With the images removed, repeat the data below exactly.

>> BEGIN

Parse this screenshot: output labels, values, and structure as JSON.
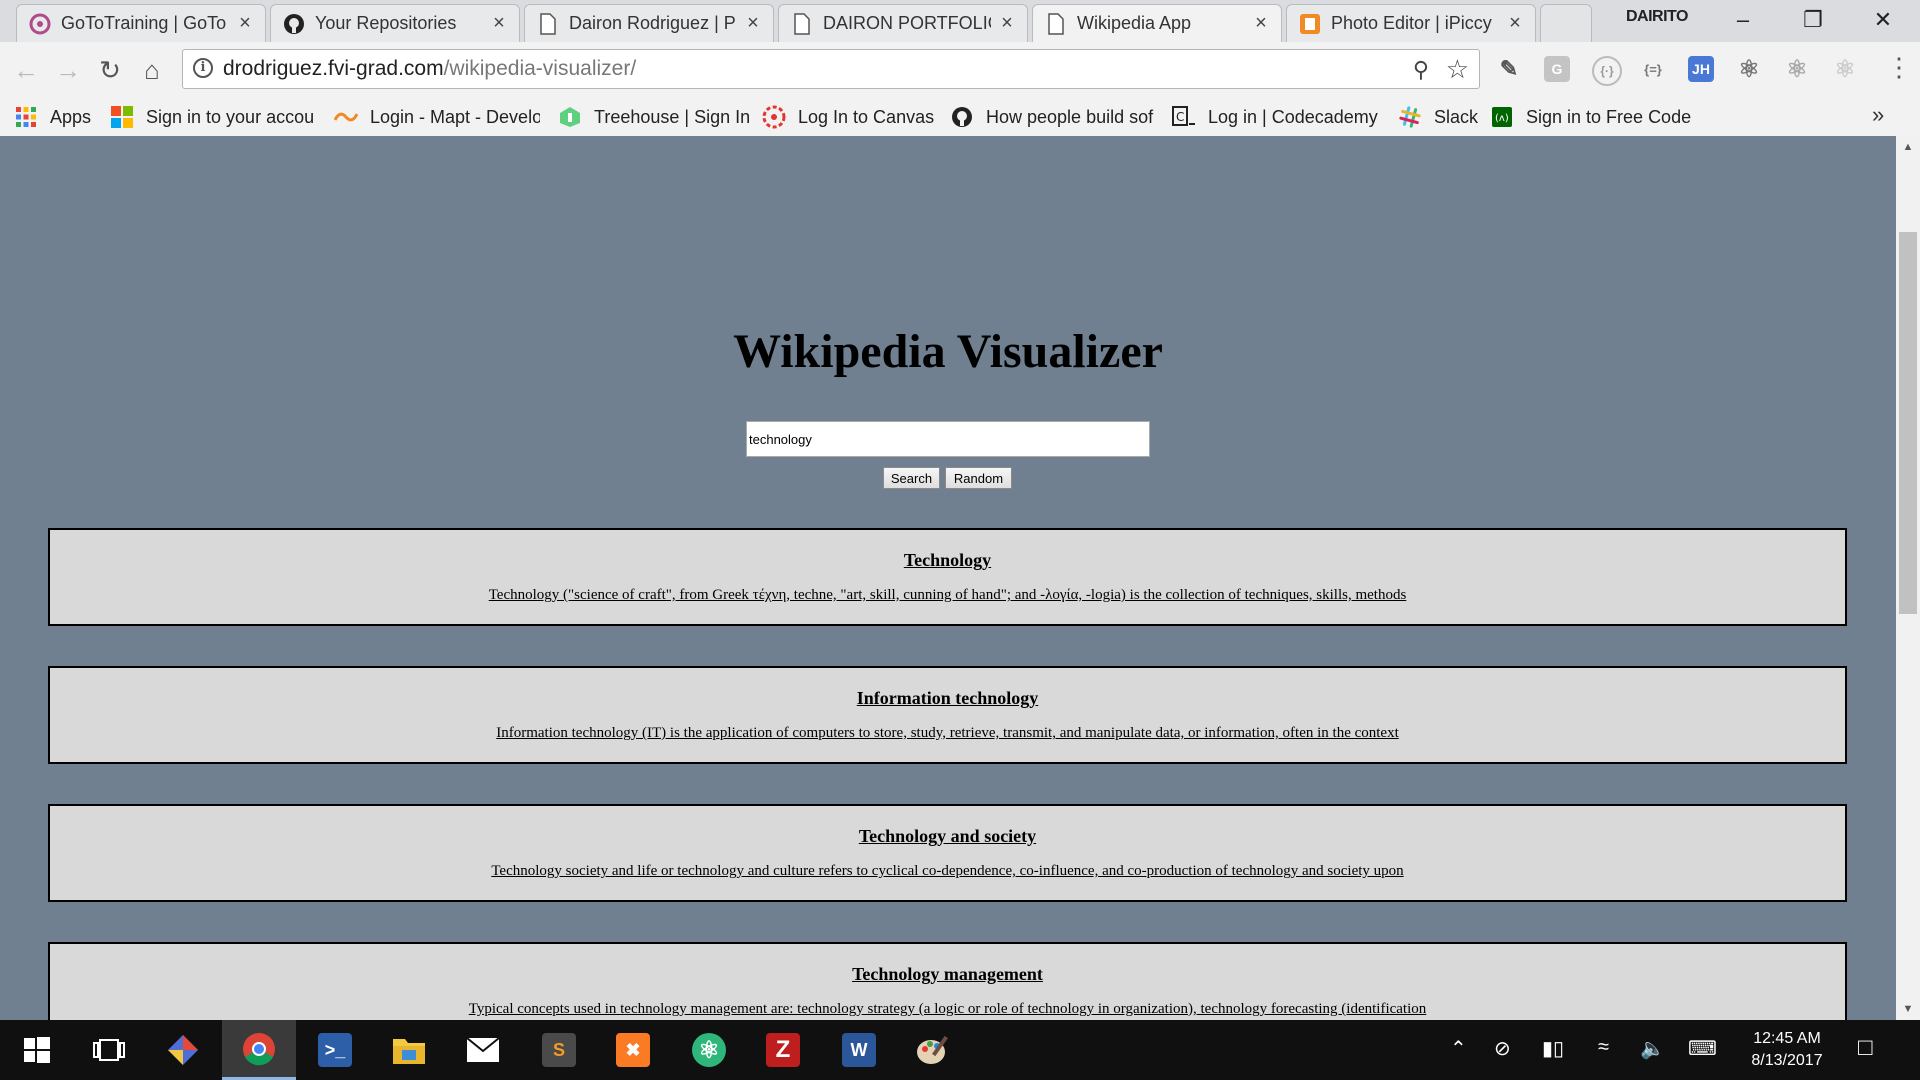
{
  "browser": {
    "tabs": [
      {
        "title": "GoToTraining | GoTo",
        "icon": "gototraining-icon",
        "active": false
      },
      {
        "title": "Your Repositories",
        "icon": "github-icon",
        "active": false
      },
      {
        "title": "Dairon Rodriguez | P",
        "icon": "page-icon",
        "active": false
      },
      {
        "title": "DAIRON PORTFOLIO",
        "icon": "page-icon",
        "active": false
      },
      {
        "title": "Wikipedia App",
        "icon": "page-icon",
        "active": true
      },
      {
        "title": "Photo Editor | iPiccy",
        "icon": "ipiccy-icon",
        "active": false
      }
    ],
    "profile_name": "DAIRITO",
    "url_host": "drodriguez.fvi-grad.com",
    "url_path": "/wikipedia-visualizer/",
    "bookmarks": [
      {
        "label": "Apps",
        "icon": "apps-grid-icon"
      },
      {
        "label": "Sign in to your accou",
        "icon": "microsoft-icon"
      },
      {
        "label": "Login - Mapt - Develo",
        "icon": "mapt-icon"
      },
      {
        "label": "Treehouse | Sign In",
        "icon": "treehouse-icon"
      },
      {
        "label": "Log In to Canvas",
        "icon": "canvas-icon"
      },
      {
        "label": "How people build sof",
        "icon": "github-icon"
      },
      {
        "label": "Log in | Codecademy",
        "icon": "codecademy-icon"
      },
      {
        "label": "Slack",
        "icon": "slack-icon"
      },
      {
        "label": "Sign in to Free Code",
        "icon": "freecodecamp-icon"
      }
    ],
    "bookmarks_more": "»",
    "extensions": [
      "color-picker-icon",
      "grammarly-icon",
      "web-developer-icon",
      "json-formatter-icon",
      "jh-icon",
      "react-devtools-icon",
      "react-devtools-gray-icon",
      "react-devtools-disabled-icon"
    ],
    "colors": {
      "tabstrip": "#dadcdf",
      "toolbar": "#f2f2f2"
    }
  },
  "page": {
    "title": "Wikipedia Visualizer",
    "search": {
      "value": "technology",
      "placeholder": ""
    },
    "buttons": {
      "search": "Search",
      "random": "Random"
    },
    "results": [
      {
        "title": "Technology",
        "snippet": "Technology (\"science of craft\", from Greek τέχνη, techne, \"art, skill, cunning of hand\"; and -λογία, -logia) is the collection of techniques, skills, methods"
      },
      {
        "title": "Information technology",
        "snippet": "Information technology (IT) is the application of computers to store, study, retrieve, transmit, and manipulate data, or information, often in the context"
      },
      {
        "title": "Technology and society",
        "snippet": "Technology society and life or technology and culture refers to cyclical co-dependence, co-influence, and co-production of technology and society upon"
      },
      {
        "title": "Technology management",
        "snippet": "Typical concepts used in technology management are: technology strategy (a logic or role of technology in organization), technology forecasting (identification"
      }
    ],
    "colors": {
      "background": "#708090",
      "result_background": "#d9d9d9",
      "border": "#000000"
    }
  },
  "taskbar": {
    "apps": [
      "start-icon",
      "task-view-icon",
      "git-kraken-icon",
      "chrome-icon",
      "powershell-icon",
      "file-explorer-icon",
      "mail-icon",
      "sublime-text-icon",
      "xampp-icon",
      "atom-icon",
      "filezilla-icon",
      "word-icon",
      "paint-icon"
    ],
    "active_app": "chrome-icon",
    "time": "12:45 AM",
    "date": "8/13/2017"
  }
}
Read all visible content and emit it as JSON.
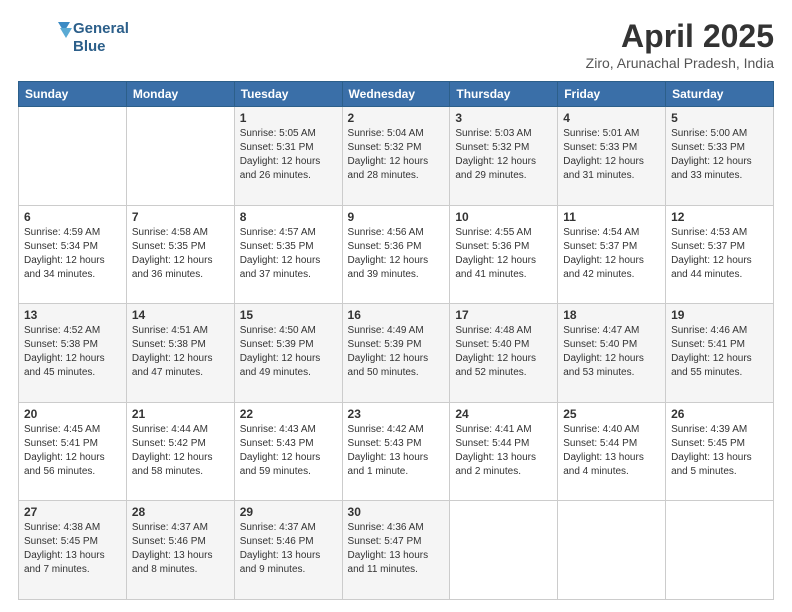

>> END

▶ RESULT:
Parse this screenshot: output labels, values, and structure as JSON.
{
  "browser": {
    "tabs": [
      {
        "title": "GoToTraining | GoTo",
        "icon": "gototraining-icon",
        "active": false
      },
      {
        "title": "Your Repositories",
        "icon": "github-icon",
        "active": false
      },
      {
        "title": "Dairon Rodriguez | P",
        "icon": "page-icon",
        "active": false
      },
      {
        "title": "DAIRON PORTFOLIO",
        "icon": "page-icon",
        "active": false
      },
      {
        "title": "Wikipedia App",
        "icon": "page-icon",
        "active": true
      },
      {
        "title": "Photo Editor | iPiccy",
        "icon": "ipiccy-icon",
        "active": false
      }
    ],
    "profile_name": "DAIRITO",
    "url_host": "drodriguez.fvi-grad.com",
    "url_path": "/wikipedia-visualizer/",
    "bookmarks": [
      {
        "label": "Apps",
        "icon": "apps-grid-icon"
      },
      {
        "label": "Sign in to your accou",
        "icon": "microsoft-icon"
      },
      {
        "label": "Login - Mapt - Develo",
        "icon": "mapt-icon"
      },
      {
        "label": "Treehouse | Sign In",
        "icon": "treehouse-icon"
      },
      {
        "label": "Log In to Canvas",
        "icon": "canvas-icon"
      },
      {
        "label": "How people build sof",
        "icon": "github-icon"
      },
      {
        "label": "Log in | Codecademy",
        "icon": "codecademy-icon"
      },
      {
        "label": "Slack",
        "icon": "slack-icon"
      },
      {
        "label": "Sign in to Free Code",
        "icon": "freecodecamp-icon"
      }
    ],
    "bookmarks_more": "»",
    "extensions": [
      "color-picker-icon",
      "grammarly-icon",
      "web-developer-icon",
      "json-formatter-icon",
      "jh-icon",
      "react-devtools-icon",
      "react-devtools-gray-icon",
      "react-devtools-disabled-icon"
    ],
    "colors": {
      "tabstrip": "#dadcdf",
      "toolbar": "#f2f2f2"
    }
  },
  "page": {
    "title": "Wikipedia Visualizer",
    "search": {
      "value": "technology",
      "placeholder": ""
    },
    "buttons": {
      "search": "Search",
      "random": "Random"
    },
    "results": [
      {
        "title": "Technology",
        "snippet": "Technology (\"science of craft\", from Greek τέχνη, techne, \"art, skill, cunning of hand\"; and -λογία, -logia) is the collection of techniques, skills, methods"
      },
      {
        "title": "Information technology",
        "snippet": "Information technology (IT) is the application of computers to store, study, retrieve, transmit, and manipulate data, or information, often in the context"
      },
      {
        "title": "Technology and society",
        "snippet": "Technology society and life or technology and culture refers to cyclical co-dependence, co-influence, and co-production of technology and society upon"
      },
      {
        "title": "Technology management",
        "snippet": "Typical concepts used in technology management are: technology strategy (a logic or role of technology in organization), technology forecasting (identification"
      }
    ],
    "colors": {
      "background": "#708090",
      "result_background": "#d9d9d9",
      "border": "#000000"
    }
  },
  "taskbar": {
    "apps": [
      "start-icon",
      "task-view-icon",
      "git-kraken-icon",
      "chrome-icon",
      "powershell-icon",
      "file-explorer-icon",
      "mail-icon",
      "sublime-text-icon",
      "xampp-icon",
      "atom-icon",
      "filezilla-icon",
      "word-icon",
      "paint-icon"
    ],
    "active_app": "chrome-icon",
    "time": "12:45 AM",
    "date": "8/13/2017"
  }
}
Read all visible content and emit it as JSON.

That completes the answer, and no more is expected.